● Task to complete
Each record must be reproduced exactly as it is shown.

** Begin Dataset content **

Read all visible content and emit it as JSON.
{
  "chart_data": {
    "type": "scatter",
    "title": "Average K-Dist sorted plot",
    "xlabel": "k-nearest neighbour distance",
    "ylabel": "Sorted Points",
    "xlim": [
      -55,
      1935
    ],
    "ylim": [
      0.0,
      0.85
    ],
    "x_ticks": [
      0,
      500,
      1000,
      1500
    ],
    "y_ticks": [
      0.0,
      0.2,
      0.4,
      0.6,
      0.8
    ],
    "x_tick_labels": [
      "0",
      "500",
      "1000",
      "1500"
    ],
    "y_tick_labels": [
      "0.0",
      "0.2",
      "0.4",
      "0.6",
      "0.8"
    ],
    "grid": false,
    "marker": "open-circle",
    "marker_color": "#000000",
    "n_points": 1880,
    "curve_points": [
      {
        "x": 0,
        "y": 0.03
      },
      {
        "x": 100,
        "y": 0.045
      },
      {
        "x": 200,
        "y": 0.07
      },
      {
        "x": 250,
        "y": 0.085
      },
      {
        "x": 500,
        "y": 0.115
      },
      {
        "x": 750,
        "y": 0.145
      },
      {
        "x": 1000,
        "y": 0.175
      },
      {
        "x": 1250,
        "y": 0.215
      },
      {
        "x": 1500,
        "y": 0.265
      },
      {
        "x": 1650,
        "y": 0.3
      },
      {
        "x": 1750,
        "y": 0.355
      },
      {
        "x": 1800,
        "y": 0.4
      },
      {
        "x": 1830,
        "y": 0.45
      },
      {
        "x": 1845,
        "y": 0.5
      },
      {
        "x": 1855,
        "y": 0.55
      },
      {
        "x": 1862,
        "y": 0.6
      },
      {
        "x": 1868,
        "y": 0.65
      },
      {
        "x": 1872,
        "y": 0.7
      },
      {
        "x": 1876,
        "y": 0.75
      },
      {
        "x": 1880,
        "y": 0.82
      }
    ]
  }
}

** End Dataset content **

● Task solution
Read all visible content and emit it as JSON.
{
  "chart_data": {
    "type": "scatter",
    "title": "Average K-Dist sorted plot",
    "xlabel": "k-nearest neighbour distance",
    "ylabel": "Sorted Points",
    "xlim": [
      -55,
      1935
    ],
    "ylim": [
      0.0,
      0.85
    ],
    "x_ticks": [
      0,
      500,
      1000,
      1500
    ],
    "y_ticks": [
      0.0,
      0.2,
      0.4,
      0.6,
      0.8
    ],
    "x_tick_labels": [
      "0",
      "500",
      "1000",
      "1500"
    ],
    "y_tick_labels": [
      "0.0",
      "0.2",
      "0.4",
      "0.6",
      "0.8"
    ],
    "grid": false,
    "marker": "open-circle",
    "marker_color": "#000000",
    "n_points": 1880,
    "curve_points": [
      {
        "x": 0,
        "y": 0.03
      },
      {
        "x": 100,
        "y": 0.045
      },
      {
        "x": 200,
        "y": 0.07
      },
      {
        "x": 250,
        "y": 0.085
      },
      {
        "x": 500,
        "y": 0.115
      },
      {
        "x": 750,
        "y": 0.145
      },
      {
        "x": 1000,
        "y": 0.175
      },
      {
        "x": 1250,
        "y": 0.215
      },
      {
        "x": 1500,
        "y": 0.265
      },
      {
        "x": 1650,
        "y": 0.3
      },
      {
        "x": 1750,
        "y": 0.355
      },
      {
        "x": 1800,
        "y": 0.4
      },
      {
        "x": 1830,
        "y": 0.45
      },
      {
        "x": 1845,
        "y": 0.5
      },
      {
        "x": 1855,
        "y": 0.55
      },
      {
        "x": 1862,
        "y": 0.6
      },
      {
        "x": 1868,
        "y": 0.65
      },
      {
        "x": 1872,
        "y": 0.7
      },
      {
        "x": 1876,
        "y": 0.75
      },
      {
        "x": 1880,
        "y": 0.82
      }
    ]
  }
}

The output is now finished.